GIVEN INSTRUCTION: Scan the entries below and extract each line with the word "advised" in it.

TASK MATERIAL:
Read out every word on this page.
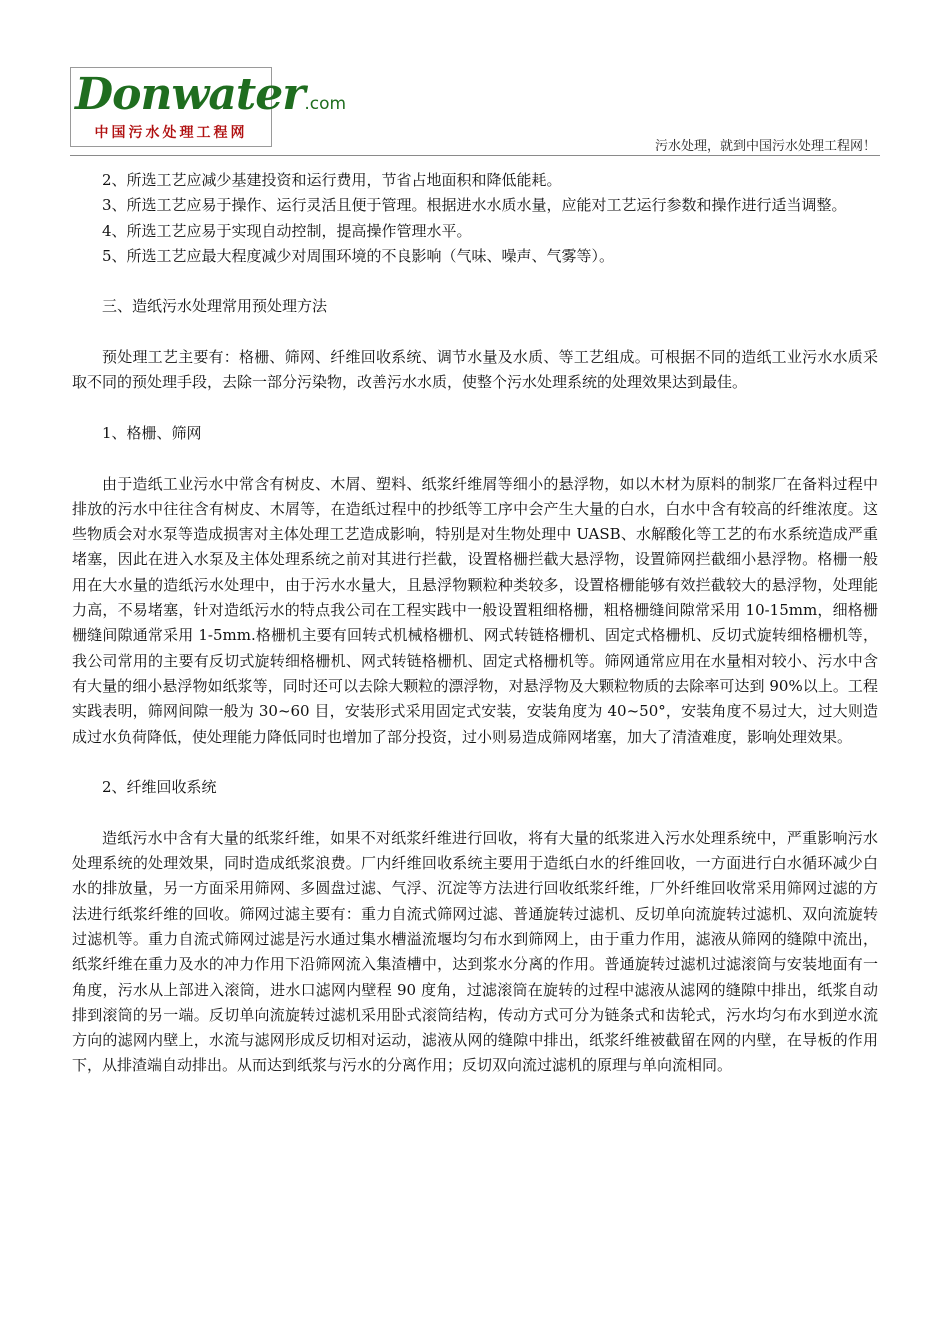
Donwater.com
中国污水处理工程网
污水处理，就到中国污水处理工程网！

2、所选工艺应减少基建投资和运行费用，节省占地面积和降低能耗。

3、所选工艺应易于操作、运行灵活且便于管理。根据进水水质水量，应能对工艺运行参数和操作进行适当调整。

4、所选工艺应易于实现自动控制，提高操作管理水平。

5、所选工艺应最大程度减少对周围环境的不良影响（气味、噪声、气雾等）。

三、造纸污水处理常用预处理方法

预处理工艺主要有：格栅、筛网、纤维回收系统、调节水量及水质、等工艺组成。可根据不同的造纸工业污水水质采取不同的预处理手段，去除一部分污染物，改善污水水质，使整个污水处理系统的处理效果达到最佳。

1、格栅、筛网

由于造纸工业污水中常含有树皮、木屑、塑料、纸浆纤维屑等细小的悬浮物，如以木材为原料的制浆厂在备料过程中排放的污水中往往含有树皮、木屑等，在造纸过程中的抄纸等工序中会产生大量的白水，白水中含有较高的纤维浓度。这些物质会对水泵等造成损害对主体处理工艺造成影响，特别是对生物处理中 UASB、水解酸化等工艺的布水系统造成严重堵塞，因此在进入水泵及主体处理系统之前对其进行拦截，设置格栅拦截大悬浮物，设置筛网拦截细小悬浮物。格栅一般用在大水量的造纸污水处理中，由于污水水量大，且悬浮物颗粒种类较多，设置格栅能够有效拦截较大的悬浮物，处理能力高，不易堵塞，针对造纸污水的特点我公司在工程实践中一般设置粗细格栅，粗格栅缝间隙常采用 10-15mm，细格栅栅缝间隙通常采用 1-5mm.格栅机主要有回转式机械格栅机、网式转链格栅机、固定式格栅机、反切式旋转细格栅机等，我公司常用的主要有反切式旋转细格栅机、网式转链格栅机、固定式格栅机等。筛网通常应用在水量相对较小、污水中含有大量的细小悬浮物如纸浆等，同时还可以去除大颗粒的漂浮物，对悬浮物及大颗粒物质的去除率可达到 90%以上。工程实践表明，筛网间隙一般为 30~60 目，安装形式采用固定式安装，安装角度为 40~50°，安装角度不易过大，过大则造成过水负荷降低，使处理能力降低同时也增加了部分投资，过小则易造成筛网堵塞，加大了清渣难度，影响处理效果。

2、纤维回收系统

造纸污水中含有大量的纸浆纤维，如果不对纸浆纤维进行回收，将有大量的纸浆进入污水处理系统中，严重影响污水处理系统的处理效果，同时造成纸浆浪费。厂内纤维回收系统主要用于造纸白水的纤维回收，一方面进行白水循环减少白水的排放量，另一方面采用筛网、多圆盘过滤、气浮、沉淀等方法进行回收纸浆纤维，厂外纤维回收常采用筛网过滤的方法进行纸浆纤维的回收。筛网过滤主要有：重力自流式筛网过滤、普通旋转过滤机、反切单向流旋转过滤机、双向流旋转过滤机等。重力自流式筛网过滤是污水通过集水槽溢流堰均匀布水到筛网上，由于重力作用，滤液从筛网的缝隙中流出，纸浆纤维在重力及水的冲力作用下沿筛网流入集渣槽中，达到浆水分离的作用。普通旋转过滤机过滤滚筒与安装地面有一角度，污水从上部进入滚筒，进水口滤网内壁程 90 度角，过滤滚筒在旋转的过程中滤液从滤网的缝隙中排出，纸浆自动排到滚筒的另一端。反切单向流旋转过滤机采用卧式滚筒结构，传动方式可分为链条式和齿轮式，污水均匀布水到逆水流方向的滤网内壁上，水流与滤网形成反切相对运动，滤液从网的缝隙中排出，纸浆纤维被截留在网的内壁，在导板的作用下，从排渣端自动排出。从而达到纸浆与污水的分离作用；反切双向流过滤机的原理与单向流相同。
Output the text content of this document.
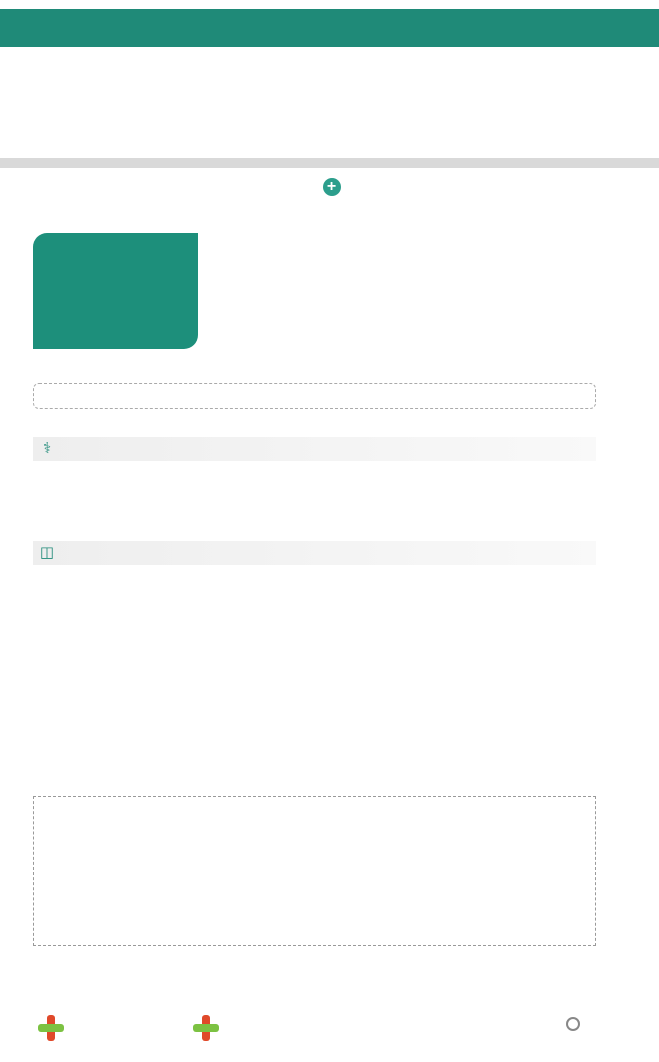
+
⚕
◫
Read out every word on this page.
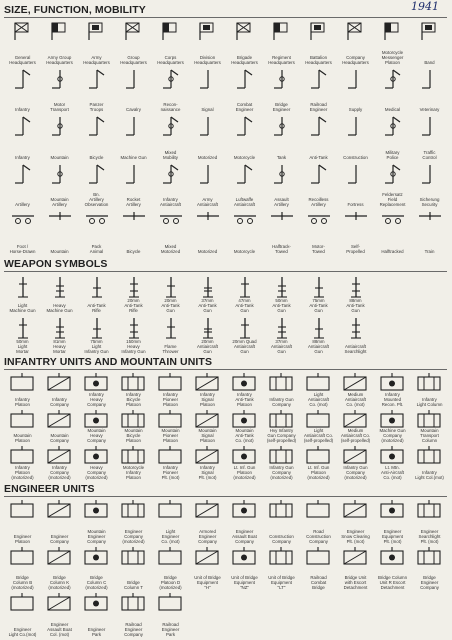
1941
SIZE, FUNCTION, MOBILITY
General
Headquarters
Army Group
Headquarters
Army
Headquarters
Group
Headquarters
Corps
Headquarters
Division
Headquarters
Brigade
Headquarters
Regiment
Headquarters
Battalion
Headquarters
Company
Headquarters
Motorcycle
Messenger
Platoon	Band
Infantry
Motor
Transport
Panzer
Troops	Cavalry
Recon-
naissance	Signal
Combat
Engineer
Bridge
Engineer
Railroad
Engineer	Supply	Medical	Veterinary
Infantry	Mountain	Bicycle	Machine Gun
Mixed
Mobility	Motorized	Motorcycle	Tank	Anti-Tank	Construction
Military
Police
Traffic
Control
Artillery
Mountain
Artillery
Bn.
Artillery
Observation
Rocket
Artillery
Infantry
Antiaircraft
Army
Antiaircraft
Luftwaffe
Antiaircraft
Assault
Artillery
Recoilless
Artillery	Fortress
Feldersatz
Field
Replacement
Sicherung
Security
Foot /
Horse-Drawn	Mountain
Pack
Animal	Bicycle
Mixed
Motorized	Motorized	Motorcycle
Halftrack-
Towed
Motor-
Towed
Self-
Propelled	Halftracked	Train
WEAPON SYMBOLS
Light
Machine Gun
Heavy
Machine Gun
Anti-Tank
Rifle
20mm
Anti-Tank
Rifle
20mm
Anti-Tank
Gun
37mm
Anti-Tank
Gun
47mm
Anti-Tank
Gun
50mm
Anti-Tank
Gun
75mm
Anti-Tank
Gun
88mm
Anti-Tank
Gun
50mm
Light
Mortar
81mm
Heavy
Mortar
75mm
Light
Infantry Gun
150mm
Heavy
Infantry Gun
Flame
Thrower
20mm
Antiaircraft
Gun
20mm Quad
Antiaircraft
Gun
37mm
Antiaircraft
Gun
88mm
Antiaircraft
Gun
Antiaircraft
Searchlight
INFANTRY UNITS AND MOUNTAIN UNITS
Infantry
Platoon
Infantry
Company
Infantry
Heavy
Company
Infantry
Bicycle
Platoon
Infantry
Pioneer
Platoon
Infantry
Signal
Platoon
Infantry
Anti-Tank
Platoon
Infantry Gun
Company
Light
Antiaircraft
Co. (mot)
Medium
Antiaircraft
Co. (mot)
Infantry
Mounted
Recon. Plt.
Infantry
Light Column
Mountain
Platoon
Mountain
Company
Mountain
Heavy
Company
Mountain
Bicycle
Platoon
Mountain
Pioneer
Platoon
Mountain
Signal
Platoon
Mountain
Anti-Tank
Co. (mot)
Hvy Infantry
Gun Company
(self-propelled)
Light
Antiaircraft Co.
(self-propelled)
Medium
Antiaircraft Co.
(self-propelled)
Machine Gun
Company
(motorized)
Mountain
Transport
Column
Infantry
Platoon
(motorized)
Infantry
Company
(motorized)
Heavy
Company
(motorized)
Motorcycle
Infantry
Platoon
Infantry
Pioneer
Plt. (mot)
Infantry
Signal
Plt. (mot)
Lt. Inf. Gun
Platoon
(motorized)
Infantry Gun
Company
(motorized)
Lt. Inf. Gun
Platoon
(motorized)
Infantry Gun
Company
(motorized)
Lt. Mtn.
Anti-Aircraft
Co. (mot)
Infantry
Light Col.(mot)
ENGINEER UNITS
Engineer
Platoon
Engineer
Company
Mountain
Engineer
Company
Engineer
Company
(motorized)
Light
Engineer
Co. (mot)
Armored
Engineer
Company
Engineer
Assault Boat
Company
Construction
Company
Road
Construction
Company
Engineer
Snow Clearing
Plt. (mot)
Engineer
Equipment
Plt. (mot)
Engineer
Searchlight
Plt. (mot)
Bridge
Column B
(motorized)
Bridge
Column K
(motorized)
Bridge
Column C
(motorized)
Bridge
Column T
Bridge
Platoon D
(motorized)
Unit of Bridge
Equipment
"H"
Unit of Bridge
Equipment
"NZ"
Unit of Bridge
Equipment
"LT"
Railroad
Combat
Bridge
Bridge Unit
with Escort
Detachment
Bridge Column
Unit R Escort
Detachment
Bridge
Engineer
Company
Engineer
Light Co.(mot)
Engineer
Assault Boat
Col. (mot)
Engineer
Park
Railroad
Engineer
Company
Railroad
Engineer
Park
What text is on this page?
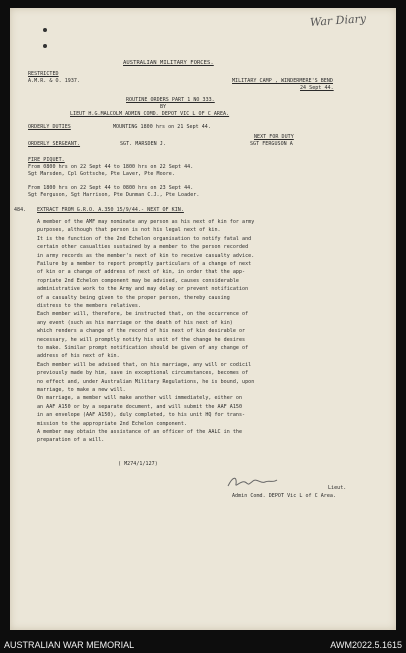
War Diary
AUSTRALIAN MILITARY FORCES.
RESTRICTED
A.M.R. & O. 1937.	MILITARY CAMP , WINDERMERE'S BEND
24 Sept 44.
ROUTINE ORDERS PART 1 NO 333.
BY
LIEUT H.G.MALCOLM ADMIN COMD. DEPOT VIC L OF C AREA.
ORDERLY DUTIES	MOUNTING 1800 hrs on 21 Sept 44.
NEXT FOR DUTY
ORDERLY SERGEANT.	SGT. MARSDEN J.	SGT FERGUSON A
FIRE PIQUET.
From 0800 hrs on 22 Sept 44 to 1800 hrs on 22 Sept 44.
Sgt Marsden, Cpl Gottsche, Pte Laver, Pte Moore.
From 1800 hrs on 22 Sept 44 to 0800 hrs on 23 Sept 44.
Sgt Ferguson, Sgt Harrison, Pte Dunman C.J., Pte Loader.
484. EXTRACT FROM G.R.O. A.350 15/9/44.- NEXT OF KIN.
A member of the AMF may nominate any person as his next of kin for army
purposes, although that person is not his legal next of kin.
It is the function of the 2nd Echelon organisation to notify fatal and
certain other casualties sustained by a member to the person recorded
in army records as the member's next of kin to receive casualty advice.
Failure by a member to report promptly particulars of a change of next
of kin or a change of address of next of kin, in order that the app-
ropriate 2nd Echelon component may be advised, causes considerable
administrative work to the Army and may delay or prevent notification
of a casualty being given to the proper person, thereby causing
distress to the members relatives.
Each member will, therefore, be instructed that, on the occurrence of
any event (such as his marriage or the death of his next of kin)
which renders a change of the record of his next of kin desirable or
necessary, he will promptly notify his unit of the change he desires
to make. Similar prompt notification should be given of any change of
address of his next of kin.
Each member will be advised that, on his marriage, any will or codicil
previously made by him, save in exceptional circumstances, becomes of
no effect and, under Australian Military Regulations, he is bound, upon
marriage, to make a new will.
On marriage, a member will make another will immediately, either on
an AAF A150 or by a separate document, and will submit the AAF A150
in an envelope (AAF A150), duly completed, to his unit HQ for trans-
mission to the appropriate 2nd Echelon component.
A member may obtain the assistance of an officer of the AALC in the
preparation of a will.
( M274/1/127)
Lieut.
Admin Comd. DEPOT Vic L of C Area.
AUSTRALIAN WAR MEMORIAL	AWM2022.5.1615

ANSWER TO THE EXERCISE:
ropriate 2nd Echelon component may be advised, causes considerable
Each member will be advised that, on his marriage, any will or codicil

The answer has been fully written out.